Metin bölümü:
____

19. yüzyılın başlarında Azerbaycan’ın Şirvan bölgesinde tasavvuf faaliyetleri yeniden canlanar ve genişler. Bu faaliyetlere bölge ile yenice tanışmış rus yazarları Müritizm harekatı ismini vermişler. Müritizm harekatı hıristiyan ülkesinde İslamı günlük yaşam tarzı gibi devam ettirmek gayretiydi. Sufi ve evliyalar bu faaliyetlerin yapılmasında asıl güç olup, yüzyıllarla devam eden öğretileri pratik olarak uygulamışlar.
Şirvan hanlığının Rusyaya ilhak edildiği devirde Azerbaycan’da yeni sufi mektebi oluşmağa başladı. Bu mektebin kurucusu Şeyh Eyüp, mektep ise zikirciler mektebi adlanırdı. Bu mektebin bölgesel özelliği olmuş, sadece Şirvan bölgesinde yayılmıştır. Mektebin oluşmasında Şirvan’daki sufizm gelenekleri ve yerel şeyh arayışı esas rol oynamıştır.

____

Görev tanımı: Metin bölümünde "Şirvan hanlığının Rusyaya ilhak edildiği devirde" sözleriyle başlayan paragrafı, ana bilgilerini koruyarak madde listesi hâlinde yeniden yazın. Liste, metinden bağımsız ayrı bir malzemedir.

____

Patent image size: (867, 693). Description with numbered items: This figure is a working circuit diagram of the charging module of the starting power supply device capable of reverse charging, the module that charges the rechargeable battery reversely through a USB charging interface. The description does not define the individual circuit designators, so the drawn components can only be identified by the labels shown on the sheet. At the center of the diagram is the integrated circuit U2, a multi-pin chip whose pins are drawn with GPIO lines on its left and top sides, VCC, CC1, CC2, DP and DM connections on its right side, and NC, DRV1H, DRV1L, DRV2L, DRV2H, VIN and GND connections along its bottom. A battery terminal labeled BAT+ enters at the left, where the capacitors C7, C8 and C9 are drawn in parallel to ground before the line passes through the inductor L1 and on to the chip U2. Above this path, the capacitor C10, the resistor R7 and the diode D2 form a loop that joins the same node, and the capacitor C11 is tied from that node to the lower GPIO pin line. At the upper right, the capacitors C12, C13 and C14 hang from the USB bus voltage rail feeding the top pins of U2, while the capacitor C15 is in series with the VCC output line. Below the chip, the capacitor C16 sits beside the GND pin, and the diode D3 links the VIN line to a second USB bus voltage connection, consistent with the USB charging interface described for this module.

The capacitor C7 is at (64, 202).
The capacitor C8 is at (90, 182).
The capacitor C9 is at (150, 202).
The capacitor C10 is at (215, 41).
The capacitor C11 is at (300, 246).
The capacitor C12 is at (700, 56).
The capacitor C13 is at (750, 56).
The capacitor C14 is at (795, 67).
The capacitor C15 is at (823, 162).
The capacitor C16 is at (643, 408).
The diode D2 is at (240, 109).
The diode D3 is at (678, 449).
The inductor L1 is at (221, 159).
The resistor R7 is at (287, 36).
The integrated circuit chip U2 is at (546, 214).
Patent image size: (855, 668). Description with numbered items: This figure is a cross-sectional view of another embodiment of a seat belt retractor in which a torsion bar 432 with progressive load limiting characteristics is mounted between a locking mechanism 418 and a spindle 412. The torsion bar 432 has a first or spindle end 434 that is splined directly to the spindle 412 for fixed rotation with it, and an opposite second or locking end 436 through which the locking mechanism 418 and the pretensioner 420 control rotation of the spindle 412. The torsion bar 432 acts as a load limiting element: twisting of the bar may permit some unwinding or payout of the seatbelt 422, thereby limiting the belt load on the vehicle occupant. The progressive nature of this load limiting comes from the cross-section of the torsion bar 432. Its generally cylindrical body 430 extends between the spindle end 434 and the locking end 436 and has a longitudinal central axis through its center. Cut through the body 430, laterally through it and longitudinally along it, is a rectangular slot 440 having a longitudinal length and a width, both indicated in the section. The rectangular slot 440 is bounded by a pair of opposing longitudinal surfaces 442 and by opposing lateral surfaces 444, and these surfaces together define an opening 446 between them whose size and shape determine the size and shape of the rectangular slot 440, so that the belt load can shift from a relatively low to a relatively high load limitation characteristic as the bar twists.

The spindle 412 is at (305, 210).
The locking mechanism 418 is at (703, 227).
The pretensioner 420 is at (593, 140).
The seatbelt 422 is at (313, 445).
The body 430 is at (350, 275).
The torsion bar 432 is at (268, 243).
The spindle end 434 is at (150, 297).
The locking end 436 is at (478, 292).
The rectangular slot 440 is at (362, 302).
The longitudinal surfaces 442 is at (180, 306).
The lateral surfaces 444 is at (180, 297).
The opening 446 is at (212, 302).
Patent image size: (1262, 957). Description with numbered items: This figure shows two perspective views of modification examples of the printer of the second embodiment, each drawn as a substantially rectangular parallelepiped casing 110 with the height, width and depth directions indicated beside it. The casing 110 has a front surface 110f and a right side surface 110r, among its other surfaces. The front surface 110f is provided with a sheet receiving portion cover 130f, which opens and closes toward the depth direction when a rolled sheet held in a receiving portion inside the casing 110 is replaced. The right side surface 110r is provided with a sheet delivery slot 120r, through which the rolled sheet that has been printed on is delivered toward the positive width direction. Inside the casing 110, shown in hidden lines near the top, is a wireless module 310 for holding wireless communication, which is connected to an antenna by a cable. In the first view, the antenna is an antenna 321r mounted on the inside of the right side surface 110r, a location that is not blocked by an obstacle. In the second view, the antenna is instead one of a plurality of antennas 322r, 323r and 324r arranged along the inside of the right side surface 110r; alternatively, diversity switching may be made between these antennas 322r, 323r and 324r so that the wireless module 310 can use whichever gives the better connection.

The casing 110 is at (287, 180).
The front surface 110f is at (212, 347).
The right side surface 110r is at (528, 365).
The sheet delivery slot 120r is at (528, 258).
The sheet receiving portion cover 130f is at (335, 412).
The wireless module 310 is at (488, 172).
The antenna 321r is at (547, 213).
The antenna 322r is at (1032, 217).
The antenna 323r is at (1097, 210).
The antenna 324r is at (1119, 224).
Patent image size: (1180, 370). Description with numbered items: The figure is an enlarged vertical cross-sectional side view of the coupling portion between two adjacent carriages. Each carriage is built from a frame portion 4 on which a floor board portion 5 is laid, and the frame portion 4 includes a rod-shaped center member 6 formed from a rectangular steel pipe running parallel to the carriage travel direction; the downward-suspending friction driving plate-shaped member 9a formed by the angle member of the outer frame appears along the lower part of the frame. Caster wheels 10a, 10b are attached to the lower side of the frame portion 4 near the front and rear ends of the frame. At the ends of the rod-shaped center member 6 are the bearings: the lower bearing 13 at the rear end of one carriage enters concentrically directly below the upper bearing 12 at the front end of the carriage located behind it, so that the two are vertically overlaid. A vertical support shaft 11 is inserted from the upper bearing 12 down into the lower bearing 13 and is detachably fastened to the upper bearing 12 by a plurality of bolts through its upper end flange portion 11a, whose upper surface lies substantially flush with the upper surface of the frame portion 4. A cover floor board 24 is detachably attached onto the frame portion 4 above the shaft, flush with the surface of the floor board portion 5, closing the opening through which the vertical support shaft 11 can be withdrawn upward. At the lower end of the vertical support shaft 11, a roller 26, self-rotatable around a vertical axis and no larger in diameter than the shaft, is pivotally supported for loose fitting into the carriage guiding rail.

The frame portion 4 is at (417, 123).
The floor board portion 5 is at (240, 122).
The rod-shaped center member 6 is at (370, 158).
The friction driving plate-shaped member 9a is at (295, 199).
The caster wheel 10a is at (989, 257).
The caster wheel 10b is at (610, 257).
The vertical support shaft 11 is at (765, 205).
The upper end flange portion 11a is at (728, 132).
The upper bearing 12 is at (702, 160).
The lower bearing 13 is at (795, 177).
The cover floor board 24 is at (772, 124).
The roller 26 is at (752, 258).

____

Yazılı yanıt:
- Şirvan Hanlığı'nın Rusya'ya ilhak edildiği dönemde Azerbaycan'da yeni bir sufi mektebi oluşmaya başladı.
- Mektebin kurucusu Şeyh Eyüp'tür. Mektebin adı zikirciler mektebidir.
- Mektebin bölgesel bir özelliği vardır ve yalnızca Şirvan bölgesinde yayılmıştır.
- Mektebin oluşumunda Şirvan'daki sufizm gelenekleri ve yerel şeyh arayışı temel rol oynamıştır.